Extract every line of the material that holds the string "icon".
Start GIVEN DATA
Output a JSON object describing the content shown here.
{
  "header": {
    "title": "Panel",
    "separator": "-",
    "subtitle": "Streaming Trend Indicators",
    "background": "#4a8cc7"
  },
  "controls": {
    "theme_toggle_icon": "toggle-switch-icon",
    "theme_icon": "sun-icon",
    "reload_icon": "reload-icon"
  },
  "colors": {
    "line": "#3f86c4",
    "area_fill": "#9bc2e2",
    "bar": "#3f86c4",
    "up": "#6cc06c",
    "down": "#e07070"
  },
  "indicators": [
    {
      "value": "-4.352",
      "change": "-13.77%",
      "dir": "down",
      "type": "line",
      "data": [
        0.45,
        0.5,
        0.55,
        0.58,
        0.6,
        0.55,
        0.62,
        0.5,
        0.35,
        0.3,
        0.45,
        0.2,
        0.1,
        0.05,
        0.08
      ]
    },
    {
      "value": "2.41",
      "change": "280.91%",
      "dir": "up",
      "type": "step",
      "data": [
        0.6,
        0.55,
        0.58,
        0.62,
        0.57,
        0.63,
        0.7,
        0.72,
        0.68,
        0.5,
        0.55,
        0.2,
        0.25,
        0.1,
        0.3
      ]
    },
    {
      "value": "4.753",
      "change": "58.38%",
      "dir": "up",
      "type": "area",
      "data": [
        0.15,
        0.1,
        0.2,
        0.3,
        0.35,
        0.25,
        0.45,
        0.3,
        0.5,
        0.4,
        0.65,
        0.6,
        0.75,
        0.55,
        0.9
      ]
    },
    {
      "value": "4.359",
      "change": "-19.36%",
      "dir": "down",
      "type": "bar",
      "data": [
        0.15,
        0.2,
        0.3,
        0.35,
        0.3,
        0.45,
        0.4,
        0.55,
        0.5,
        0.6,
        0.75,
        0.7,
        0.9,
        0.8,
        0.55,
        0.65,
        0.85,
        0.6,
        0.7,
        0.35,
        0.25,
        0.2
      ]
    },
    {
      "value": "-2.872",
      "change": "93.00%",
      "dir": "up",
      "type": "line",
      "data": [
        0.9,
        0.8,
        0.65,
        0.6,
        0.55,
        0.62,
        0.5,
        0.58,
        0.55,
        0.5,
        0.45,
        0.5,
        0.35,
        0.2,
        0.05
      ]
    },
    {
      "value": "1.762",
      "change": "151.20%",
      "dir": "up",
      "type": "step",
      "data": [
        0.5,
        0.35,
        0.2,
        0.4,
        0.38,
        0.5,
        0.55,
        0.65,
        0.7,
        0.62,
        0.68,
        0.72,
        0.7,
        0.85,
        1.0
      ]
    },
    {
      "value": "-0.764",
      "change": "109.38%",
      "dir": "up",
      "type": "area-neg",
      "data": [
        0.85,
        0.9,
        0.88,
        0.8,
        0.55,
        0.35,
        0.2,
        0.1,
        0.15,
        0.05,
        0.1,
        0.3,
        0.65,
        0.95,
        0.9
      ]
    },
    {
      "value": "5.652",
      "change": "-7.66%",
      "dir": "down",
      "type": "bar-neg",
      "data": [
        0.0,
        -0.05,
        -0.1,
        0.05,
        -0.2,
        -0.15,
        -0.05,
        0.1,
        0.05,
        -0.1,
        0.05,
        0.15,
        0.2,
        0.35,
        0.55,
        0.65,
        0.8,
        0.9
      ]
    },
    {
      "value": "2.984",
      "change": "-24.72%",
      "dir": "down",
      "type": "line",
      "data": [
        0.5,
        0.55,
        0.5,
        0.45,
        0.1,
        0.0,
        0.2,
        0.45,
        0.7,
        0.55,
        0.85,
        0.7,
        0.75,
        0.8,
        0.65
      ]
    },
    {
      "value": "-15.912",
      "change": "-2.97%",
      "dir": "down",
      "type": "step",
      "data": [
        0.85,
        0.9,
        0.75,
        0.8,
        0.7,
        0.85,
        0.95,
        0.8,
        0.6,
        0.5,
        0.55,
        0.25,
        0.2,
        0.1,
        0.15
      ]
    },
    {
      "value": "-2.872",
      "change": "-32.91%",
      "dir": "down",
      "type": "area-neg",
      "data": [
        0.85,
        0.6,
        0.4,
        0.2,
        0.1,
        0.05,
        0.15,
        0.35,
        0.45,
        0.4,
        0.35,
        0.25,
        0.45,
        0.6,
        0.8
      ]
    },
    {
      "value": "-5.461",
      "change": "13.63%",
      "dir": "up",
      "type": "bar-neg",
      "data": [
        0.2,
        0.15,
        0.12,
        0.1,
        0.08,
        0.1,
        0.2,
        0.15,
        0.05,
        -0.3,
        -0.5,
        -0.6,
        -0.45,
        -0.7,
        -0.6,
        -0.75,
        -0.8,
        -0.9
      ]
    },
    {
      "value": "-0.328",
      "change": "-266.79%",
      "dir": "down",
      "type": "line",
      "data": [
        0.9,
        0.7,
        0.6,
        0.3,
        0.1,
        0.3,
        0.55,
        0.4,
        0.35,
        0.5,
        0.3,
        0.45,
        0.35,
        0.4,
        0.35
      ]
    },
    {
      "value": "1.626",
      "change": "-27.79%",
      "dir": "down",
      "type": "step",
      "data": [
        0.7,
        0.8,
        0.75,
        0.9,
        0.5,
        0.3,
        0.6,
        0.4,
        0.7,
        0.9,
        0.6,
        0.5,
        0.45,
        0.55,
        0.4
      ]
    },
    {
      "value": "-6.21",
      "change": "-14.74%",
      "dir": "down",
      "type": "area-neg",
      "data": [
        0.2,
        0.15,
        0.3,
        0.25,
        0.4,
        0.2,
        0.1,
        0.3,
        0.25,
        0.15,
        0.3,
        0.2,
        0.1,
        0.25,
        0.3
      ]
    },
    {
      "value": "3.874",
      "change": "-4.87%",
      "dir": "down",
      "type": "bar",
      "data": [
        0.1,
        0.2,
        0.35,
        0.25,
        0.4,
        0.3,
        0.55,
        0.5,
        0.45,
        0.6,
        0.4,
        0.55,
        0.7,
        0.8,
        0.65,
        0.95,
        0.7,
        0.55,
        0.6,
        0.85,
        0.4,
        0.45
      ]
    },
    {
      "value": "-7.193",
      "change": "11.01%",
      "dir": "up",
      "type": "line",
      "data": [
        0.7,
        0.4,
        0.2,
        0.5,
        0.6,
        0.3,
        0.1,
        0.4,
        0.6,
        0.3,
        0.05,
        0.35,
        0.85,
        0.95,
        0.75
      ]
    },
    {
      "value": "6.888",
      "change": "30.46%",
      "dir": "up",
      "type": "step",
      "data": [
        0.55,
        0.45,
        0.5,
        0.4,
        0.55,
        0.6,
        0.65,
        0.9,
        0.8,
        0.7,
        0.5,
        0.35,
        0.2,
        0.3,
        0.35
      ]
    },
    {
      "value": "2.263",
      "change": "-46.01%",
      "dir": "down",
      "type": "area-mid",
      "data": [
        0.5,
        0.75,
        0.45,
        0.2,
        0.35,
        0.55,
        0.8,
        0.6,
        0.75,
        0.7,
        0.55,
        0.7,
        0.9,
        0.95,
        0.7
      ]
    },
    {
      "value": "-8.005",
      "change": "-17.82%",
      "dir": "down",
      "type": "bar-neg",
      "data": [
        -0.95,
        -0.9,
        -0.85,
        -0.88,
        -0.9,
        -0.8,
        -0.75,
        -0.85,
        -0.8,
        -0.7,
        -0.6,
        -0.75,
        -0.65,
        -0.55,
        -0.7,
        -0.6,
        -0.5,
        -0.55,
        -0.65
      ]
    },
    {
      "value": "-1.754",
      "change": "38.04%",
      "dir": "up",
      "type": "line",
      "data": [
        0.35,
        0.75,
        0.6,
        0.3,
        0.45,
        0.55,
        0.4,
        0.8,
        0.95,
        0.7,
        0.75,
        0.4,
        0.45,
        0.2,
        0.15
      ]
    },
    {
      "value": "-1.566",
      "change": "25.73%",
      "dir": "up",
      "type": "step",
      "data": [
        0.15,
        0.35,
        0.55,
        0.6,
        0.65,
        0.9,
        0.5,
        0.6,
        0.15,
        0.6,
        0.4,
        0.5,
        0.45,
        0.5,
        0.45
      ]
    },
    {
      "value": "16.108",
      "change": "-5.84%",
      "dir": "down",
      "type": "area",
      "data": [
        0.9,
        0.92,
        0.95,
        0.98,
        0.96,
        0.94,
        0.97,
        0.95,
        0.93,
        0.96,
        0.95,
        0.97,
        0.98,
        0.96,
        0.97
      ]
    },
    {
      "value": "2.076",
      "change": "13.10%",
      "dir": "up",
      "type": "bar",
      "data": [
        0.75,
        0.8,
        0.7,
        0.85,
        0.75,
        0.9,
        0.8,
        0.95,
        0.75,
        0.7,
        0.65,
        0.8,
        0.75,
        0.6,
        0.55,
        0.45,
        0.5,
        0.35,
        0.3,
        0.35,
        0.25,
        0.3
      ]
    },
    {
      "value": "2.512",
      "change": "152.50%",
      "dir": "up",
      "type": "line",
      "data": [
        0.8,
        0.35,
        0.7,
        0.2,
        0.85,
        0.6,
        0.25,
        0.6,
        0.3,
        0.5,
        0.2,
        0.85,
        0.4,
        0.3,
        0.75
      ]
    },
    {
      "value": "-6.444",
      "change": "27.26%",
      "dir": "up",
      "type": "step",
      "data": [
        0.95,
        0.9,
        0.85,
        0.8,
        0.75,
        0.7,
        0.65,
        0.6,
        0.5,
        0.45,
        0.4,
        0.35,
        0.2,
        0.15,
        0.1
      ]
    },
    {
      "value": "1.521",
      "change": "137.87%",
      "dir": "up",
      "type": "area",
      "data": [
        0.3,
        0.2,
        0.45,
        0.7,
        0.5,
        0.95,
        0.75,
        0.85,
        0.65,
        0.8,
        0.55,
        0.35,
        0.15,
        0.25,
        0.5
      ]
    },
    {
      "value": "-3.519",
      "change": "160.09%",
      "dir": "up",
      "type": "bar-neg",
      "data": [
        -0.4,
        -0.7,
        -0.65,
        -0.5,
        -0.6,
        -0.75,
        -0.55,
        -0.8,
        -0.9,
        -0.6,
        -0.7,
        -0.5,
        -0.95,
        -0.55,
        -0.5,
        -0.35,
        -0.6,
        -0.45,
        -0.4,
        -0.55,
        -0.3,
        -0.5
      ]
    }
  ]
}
End GIVEN DATA
- [THE RESULT]:
    "theme_toggle_icon": "toggle-switch-icon",
    "theme_icon": "sun-icon",
    "reload_icon": "reload-icon"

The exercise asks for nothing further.